Problem statement: Images are excluded; otherwise, output every record exactly.

Exercise data:

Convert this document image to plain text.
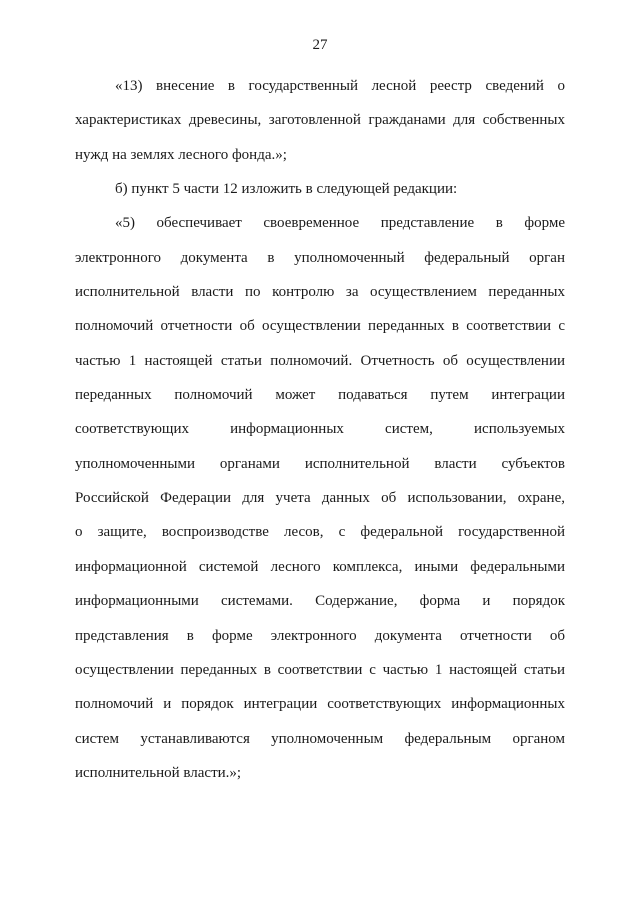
27
«13) внесение в государственный лесной реестр сведений о
характеристиках древесины, заготовленной гражданами для собственных
нужд на землях лесного фонда.»;
б) пункт 5 части 12 изложить в следующей редакции:
«5) обеспечивает своевременное представление в форме
электронного документа в уполномоченный федеральный орган
исполнительной власти по контролю за осуществлением переданных
полномочий отчетности об осуществлении переданных в соответствии с
частью 1 настоящей статьи полномочий. Отчетность об осуществлении
переданных полномочий может подаваться путем интеграции
соответствующих информационных систем, используемых
уполномоченными органами исполнительной власти субъектов
Российской Федерации для учета данных об использовании, охране,
о защите, воспроизводстве лесов, с федеральной государственной
информационной системой лесного комплекса, иными федеральными
информационными системами. Содержание, форма и порядок
представления в форме электронного документа отчетности об
осуществлении переданных в соответствии с частью 1 настоящей статьи
полномочий и порядок интеграции соответствующих информационных
систем устанавливаются уполномоченным федеральным органом
исполнительной власти.»;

Solution:
Convert this document image to plain text.
27
«13) внесение в государственный лесной реестр сведений о
характеристиках древесины, заготовленной гражданами для собственных
нужд на землях лесного фонда.»;
б) пункт 5 части 12 изложить в следующей редакции:
«5) обеспечивает своевременное представление в форме
электронного документа в уполномоченный федеральный орган
исполнительной власти по контролю за осуществлением переданных
полномочий отчетности об осуществлении переданных в соответствии с
частью 1 настоящей статьи полномочий. Отчетность об осуществлении
переданных полномочий может подаваться путем интеграции
соответствующих информационных систем, используемых
уполномоченными органами исполнительной власти субъектов
Российской Федерации для учета данных об использовании, охране,
о защите, воспроизводстве лесов, с федеральной государственной
информационной системой лесного комплекса, иными федеральными
информационными системами. Содержание, форма и порядок
представления в форме электронного документа отчетности об
осуществлении переданных в соответствии с частью 1 настоящей статьи
полномочий и порядок интеграции соответствующих информационных
систем устанавливаются уполномоченным федеральным органом
исполнительной власти.»;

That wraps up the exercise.